Task instructions:
Go through the listing below and list every line with "quality".

--------------------------------------------------

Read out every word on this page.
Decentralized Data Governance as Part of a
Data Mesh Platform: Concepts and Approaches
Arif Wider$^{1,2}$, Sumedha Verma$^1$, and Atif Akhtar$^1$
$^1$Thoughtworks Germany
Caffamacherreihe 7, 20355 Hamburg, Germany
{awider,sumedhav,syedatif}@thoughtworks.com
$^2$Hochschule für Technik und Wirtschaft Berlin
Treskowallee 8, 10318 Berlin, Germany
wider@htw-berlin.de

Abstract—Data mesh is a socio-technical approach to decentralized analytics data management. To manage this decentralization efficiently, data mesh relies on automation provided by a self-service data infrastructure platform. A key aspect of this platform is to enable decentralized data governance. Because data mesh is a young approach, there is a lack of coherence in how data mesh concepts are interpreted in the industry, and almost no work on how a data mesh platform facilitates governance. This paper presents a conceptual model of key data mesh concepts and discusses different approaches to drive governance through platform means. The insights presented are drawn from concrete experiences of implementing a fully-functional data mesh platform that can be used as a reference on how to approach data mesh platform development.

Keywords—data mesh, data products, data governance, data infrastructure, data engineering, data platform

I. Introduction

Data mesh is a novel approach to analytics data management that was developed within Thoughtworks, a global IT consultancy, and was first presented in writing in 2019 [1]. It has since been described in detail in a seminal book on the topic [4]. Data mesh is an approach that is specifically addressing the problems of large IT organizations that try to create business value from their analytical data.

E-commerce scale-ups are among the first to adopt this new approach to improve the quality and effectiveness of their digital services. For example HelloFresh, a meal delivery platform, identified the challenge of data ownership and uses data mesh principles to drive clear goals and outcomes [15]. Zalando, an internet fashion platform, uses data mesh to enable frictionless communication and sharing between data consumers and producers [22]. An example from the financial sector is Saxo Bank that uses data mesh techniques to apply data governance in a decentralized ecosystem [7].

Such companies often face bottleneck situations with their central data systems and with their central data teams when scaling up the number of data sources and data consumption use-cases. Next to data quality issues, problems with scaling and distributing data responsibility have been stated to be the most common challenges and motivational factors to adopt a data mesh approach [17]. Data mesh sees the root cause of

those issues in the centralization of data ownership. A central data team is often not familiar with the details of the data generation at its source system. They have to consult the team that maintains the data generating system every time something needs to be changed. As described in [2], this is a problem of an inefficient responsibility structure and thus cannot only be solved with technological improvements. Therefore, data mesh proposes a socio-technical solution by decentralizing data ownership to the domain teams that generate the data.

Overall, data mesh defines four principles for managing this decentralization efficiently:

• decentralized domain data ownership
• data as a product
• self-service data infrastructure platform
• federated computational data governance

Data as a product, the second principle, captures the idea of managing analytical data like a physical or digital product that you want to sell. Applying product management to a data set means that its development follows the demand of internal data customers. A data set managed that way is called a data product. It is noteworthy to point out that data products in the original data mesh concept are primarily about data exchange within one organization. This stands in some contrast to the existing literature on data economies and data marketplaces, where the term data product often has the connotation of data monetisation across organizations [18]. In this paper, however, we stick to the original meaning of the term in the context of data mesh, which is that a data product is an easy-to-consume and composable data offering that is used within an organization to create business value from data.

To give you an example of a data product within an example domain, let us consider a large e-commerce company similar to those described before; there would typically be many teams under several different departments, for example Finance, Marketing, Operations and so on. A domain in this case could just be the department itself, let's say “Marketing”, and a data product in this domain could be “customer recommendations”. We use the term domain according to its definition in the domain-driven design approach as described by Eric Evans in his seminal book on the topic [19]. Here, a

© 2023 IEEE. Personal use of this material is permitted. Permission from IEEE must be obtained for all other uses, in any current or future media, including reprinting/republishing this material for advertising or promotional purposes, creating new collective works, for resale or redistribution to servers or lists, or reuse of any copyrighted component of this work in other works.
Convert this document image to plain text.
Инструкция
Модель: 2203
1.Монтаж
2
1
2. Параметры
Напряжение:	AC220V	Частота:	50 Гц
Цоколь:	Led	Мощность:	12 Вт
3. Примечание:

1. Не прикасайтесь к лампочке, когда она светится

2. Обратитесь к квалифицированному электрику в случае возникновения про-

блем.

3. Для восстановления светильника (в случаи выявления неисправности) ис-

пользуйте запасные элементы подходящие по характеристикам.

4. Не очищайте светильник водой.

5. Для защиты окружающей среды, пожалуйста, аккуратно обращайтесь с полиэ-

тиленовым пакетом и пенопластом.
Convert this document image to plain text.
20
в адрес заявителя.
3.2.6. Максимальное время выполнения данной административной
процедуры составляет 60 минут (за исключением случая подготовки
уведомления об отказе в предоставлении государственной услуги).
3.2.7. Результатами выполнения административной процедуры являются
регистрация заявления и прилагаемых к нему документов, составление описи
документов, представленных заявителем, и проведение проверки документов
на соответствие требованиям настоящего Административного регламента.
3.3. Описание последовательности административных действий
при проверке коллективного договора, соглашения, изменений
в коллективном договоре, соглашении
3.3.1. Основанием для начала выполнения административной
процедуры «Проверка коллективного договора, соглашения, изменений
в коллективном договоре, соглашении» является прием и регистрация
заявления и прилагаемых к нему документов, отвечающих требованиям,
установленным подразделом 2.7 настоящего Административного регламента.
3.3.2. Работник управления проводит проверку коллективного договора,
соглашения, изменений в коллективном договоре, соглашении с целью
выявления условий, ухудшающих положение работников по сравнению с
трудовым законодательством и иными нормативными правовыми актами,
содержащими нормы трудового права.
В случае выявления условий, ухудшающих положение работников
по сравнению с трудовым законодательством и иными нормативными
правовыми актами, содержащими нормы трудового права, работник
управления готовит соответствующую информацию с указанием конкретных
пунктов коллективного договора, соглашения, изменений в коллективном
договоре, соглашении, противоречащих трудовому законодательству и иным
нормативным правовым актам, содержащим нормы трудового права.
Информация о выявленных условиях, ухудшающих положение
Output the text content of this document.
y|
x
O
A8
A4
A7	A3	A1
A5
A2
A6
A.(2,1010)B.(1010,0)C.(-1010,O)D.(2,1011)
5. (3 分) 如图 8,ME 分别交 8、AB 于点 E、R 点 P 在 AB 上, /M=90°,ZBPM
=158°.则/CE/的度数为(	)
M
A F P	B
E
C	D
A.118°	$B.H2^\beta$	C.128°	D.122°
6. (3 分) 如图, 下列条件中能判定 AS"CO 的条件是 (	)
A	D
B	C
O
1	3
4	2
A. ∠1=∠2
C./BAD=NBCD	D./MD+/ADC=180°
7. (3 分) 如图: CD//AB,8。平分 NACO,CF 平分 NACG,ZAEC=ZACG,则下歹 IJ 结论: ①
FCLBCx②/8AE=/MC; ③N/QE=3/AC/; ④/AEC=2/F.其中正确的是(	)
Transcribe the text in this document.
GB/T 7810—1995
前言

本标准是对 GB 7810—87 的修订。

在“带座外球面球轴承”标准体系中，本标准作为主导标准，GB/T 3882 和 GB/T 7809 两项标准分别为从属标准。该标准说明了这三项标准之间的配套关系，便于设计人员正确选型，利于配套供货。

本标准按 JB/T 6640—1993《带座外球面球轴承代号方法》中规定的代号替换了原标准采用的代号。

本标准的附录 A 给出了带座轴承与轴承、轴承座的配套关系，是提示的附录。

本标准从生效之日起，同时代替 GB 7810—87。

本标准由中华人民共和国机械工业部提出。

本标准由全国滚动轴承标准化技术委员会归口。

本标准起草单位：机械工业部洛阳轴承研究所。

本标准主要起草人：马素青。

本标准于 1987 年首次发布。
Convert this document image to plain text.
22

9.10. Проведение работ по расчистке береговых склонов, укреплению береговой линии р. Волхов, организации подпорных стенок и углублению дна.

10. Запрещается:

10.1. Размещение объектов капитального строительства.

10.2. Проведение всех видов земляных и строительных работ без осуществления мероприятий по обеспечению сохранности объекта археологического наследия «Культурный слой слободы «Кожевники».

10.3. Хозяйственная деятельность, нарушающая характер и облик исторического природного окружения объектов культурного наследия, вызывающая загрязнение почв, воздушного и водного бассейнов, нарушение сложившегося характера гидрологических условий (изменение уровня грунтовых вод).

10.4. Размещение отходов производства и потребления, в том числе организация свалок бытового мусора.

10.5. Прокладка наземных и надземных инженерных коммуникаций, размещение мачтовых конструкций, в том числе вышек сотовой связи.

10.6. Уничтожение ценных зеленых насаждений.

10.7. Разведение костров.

--------------------------------------------------

Final result:
E-commerce scale-ups are among the first to adopt this new approach to improve the quality and effectiveness of their digital services. For example HelloFresh, a meal delivery platform, identified the challenge of data ownership and uses data mesh principles to drive clear goals and outcomes [15]. Zalando, an internet fashion platform, uses data mesh to enable frictionless communication and sharing between data consumers and producers [22]. An example from the financial sector is Saxo Bank that uses data mesh techniques to apply data governance in a decentralized ecosystem [7].
Such companies often face bottleneck situations with their central data systems and with their central data teams when scaling up the number of data sources and data consumption use-cases. Next to data quality issues, problems with scaling and distributing data responsibility have been stated to be the most common challenges and motivational factors to adopt a data mesh approach [17]. Data mesh sees the root cause of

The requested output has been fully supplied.